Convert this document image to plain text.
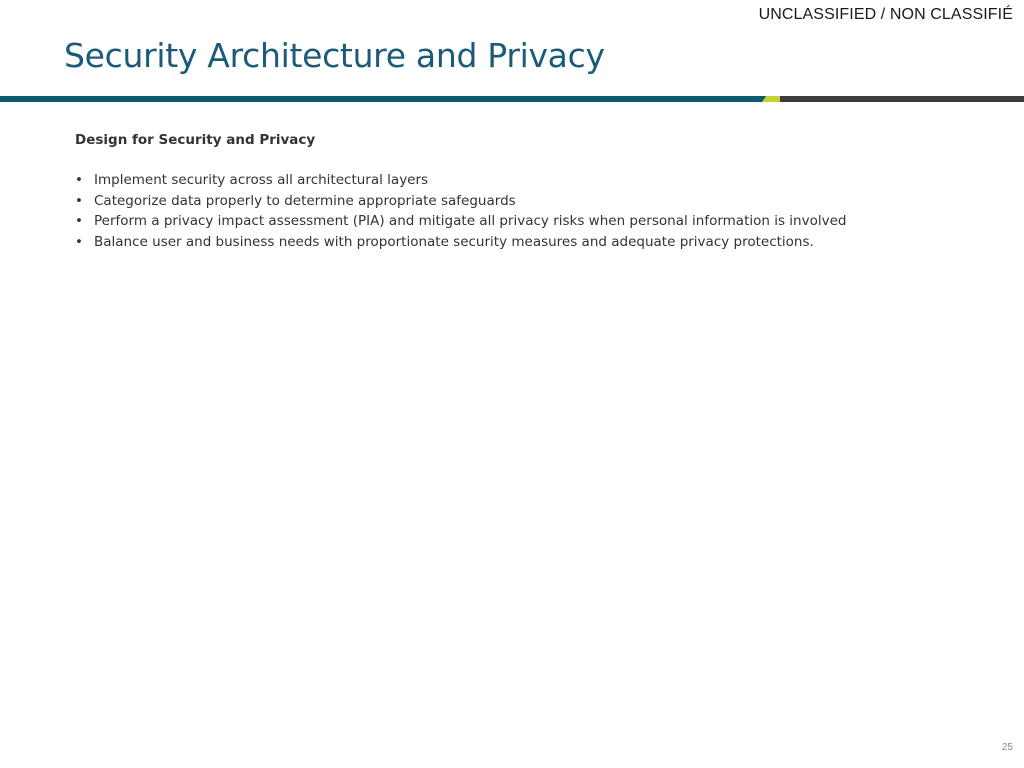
UNCLASSIFIED / NON CLASSIFIÉ
Security Architecture and Privacy

Design for Security and Privacy

• Implement security across all architectural layers
• Categorize data properly to determine appropriate safeguards
• Perform a privacy impact assessment (PIA) and mitigate all privacy risks when personal information is involved
• Balance user and business needs with proportionate security measures and adequate privacy protections.
25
• • •
■ Challenge
Reproduce the records verbatim, omitting all images they contain.

■ Full response
Convert this document image to plain text.
UNCLASSIFIED / NON CLASSIFIÉ
Security Architecture and Privacy

Design for Security and Privacy

• Implement security across all architectural layers
• Categorize data properly to determine appropriate safeguards
• Perform a privacy impact assessment (PIA) and mitigate all privacy risks when personal information is involved
• Balance user and business needs with proportionate security measures and adequate privacy protections.
25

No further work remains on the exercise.